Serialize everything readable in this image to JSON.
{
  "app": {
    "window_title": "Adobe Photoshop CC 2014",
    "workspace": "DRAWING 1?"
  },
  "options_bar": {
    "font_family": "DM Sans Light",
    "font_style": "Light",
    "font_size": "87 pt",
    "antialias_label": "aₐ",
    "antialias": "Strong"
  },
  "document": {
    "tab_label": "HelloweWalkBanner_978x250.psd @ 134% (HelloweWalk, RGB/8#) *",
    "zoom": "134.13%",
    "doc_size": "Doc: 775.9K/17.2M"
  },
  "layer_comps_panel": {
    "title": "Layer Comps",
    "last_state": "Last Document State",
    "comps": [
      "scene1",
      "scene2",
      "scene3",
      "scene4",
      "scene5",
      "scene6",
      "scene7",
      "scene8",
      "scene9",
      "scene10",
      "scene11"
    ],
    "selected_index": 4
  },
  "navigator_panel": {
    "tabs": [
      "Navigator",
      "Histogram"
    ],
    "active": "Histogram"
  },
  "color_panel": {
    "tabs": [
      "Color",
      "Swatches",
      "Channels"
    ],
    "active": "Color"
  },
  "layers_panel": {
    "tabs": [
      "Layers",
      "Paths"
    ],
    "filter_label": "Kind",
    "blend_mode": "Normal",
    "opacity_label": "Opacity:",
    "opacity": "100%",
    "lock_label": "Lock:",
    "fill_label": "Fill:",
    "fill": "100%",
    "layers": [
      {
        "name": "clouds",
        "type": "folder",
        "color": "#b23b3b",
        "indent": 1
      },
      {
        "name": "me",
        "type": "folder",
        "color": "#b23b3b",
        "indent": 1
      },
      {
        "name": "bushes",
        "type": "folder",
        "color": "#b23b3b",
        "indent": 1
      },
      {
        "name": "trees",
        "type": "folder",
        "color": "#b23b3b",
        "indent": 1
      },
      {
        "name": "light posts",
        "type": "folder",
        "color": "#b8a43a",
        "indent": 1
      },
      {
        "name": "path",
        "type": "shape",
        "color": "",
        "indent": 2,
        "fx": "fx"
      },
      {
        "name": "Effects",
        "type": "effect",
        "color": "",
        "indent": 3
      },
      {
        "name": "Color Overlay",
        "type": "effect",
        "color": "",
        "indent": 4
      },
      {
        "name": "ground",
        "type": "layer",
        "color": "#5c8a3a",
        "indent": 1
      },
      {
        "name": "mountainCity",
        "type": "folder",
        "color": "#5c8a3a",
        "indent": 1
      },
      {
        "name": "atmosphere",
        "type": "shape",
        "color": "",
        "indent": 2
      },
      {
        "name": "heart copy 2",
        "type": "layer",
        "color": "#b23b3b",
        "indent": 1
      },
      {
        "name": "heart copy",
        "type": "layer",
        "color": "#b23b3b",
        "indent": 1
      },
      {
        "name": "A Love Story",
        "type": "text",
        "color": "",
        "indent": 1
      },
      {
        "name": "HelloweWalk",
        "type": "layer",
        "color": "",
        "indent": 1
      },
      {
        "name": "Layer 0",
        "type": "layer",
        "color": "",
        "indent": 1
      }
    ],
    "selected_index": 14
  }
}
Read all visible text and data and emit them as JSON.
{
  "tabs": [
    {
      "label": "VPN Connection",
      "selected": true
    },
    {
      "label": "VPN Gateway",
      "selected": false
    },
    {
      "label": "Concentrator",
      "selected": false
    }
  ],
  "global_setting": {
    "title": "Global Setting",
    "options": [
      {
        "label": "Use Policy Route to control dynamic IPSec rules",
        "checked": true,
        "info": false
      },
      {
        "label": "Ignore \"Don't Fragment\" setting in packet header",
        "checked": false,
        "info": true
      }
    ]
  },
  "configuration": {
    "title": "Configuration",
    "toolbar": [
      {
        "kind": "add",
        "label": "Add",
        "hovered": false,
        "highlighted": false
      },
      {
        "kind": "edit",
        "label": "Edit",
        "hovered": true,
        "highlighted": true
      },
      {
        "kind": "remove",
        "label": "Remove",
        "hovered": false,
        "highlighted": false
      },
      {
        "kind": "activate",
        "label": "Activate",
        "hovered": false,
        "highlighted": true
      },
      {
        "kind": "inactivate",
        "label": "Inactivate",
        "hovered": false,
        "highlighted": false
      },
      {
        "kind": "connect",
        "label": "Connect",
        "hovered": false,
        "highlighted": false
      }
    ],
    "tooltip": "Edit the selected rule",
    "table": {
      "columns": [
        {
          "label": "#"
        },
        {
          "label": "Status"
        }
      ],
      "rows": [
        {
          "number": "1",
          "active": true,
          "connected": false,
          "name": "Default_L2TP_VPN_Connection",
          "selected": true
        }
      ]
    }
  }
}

PROMPT:
Look through the data and gather every line with the string "JSON" in it.

OUTPUT OF THE TASK:
Serialize everything readable in this image to JSON.
Read all visible text and data and emit them as JSON.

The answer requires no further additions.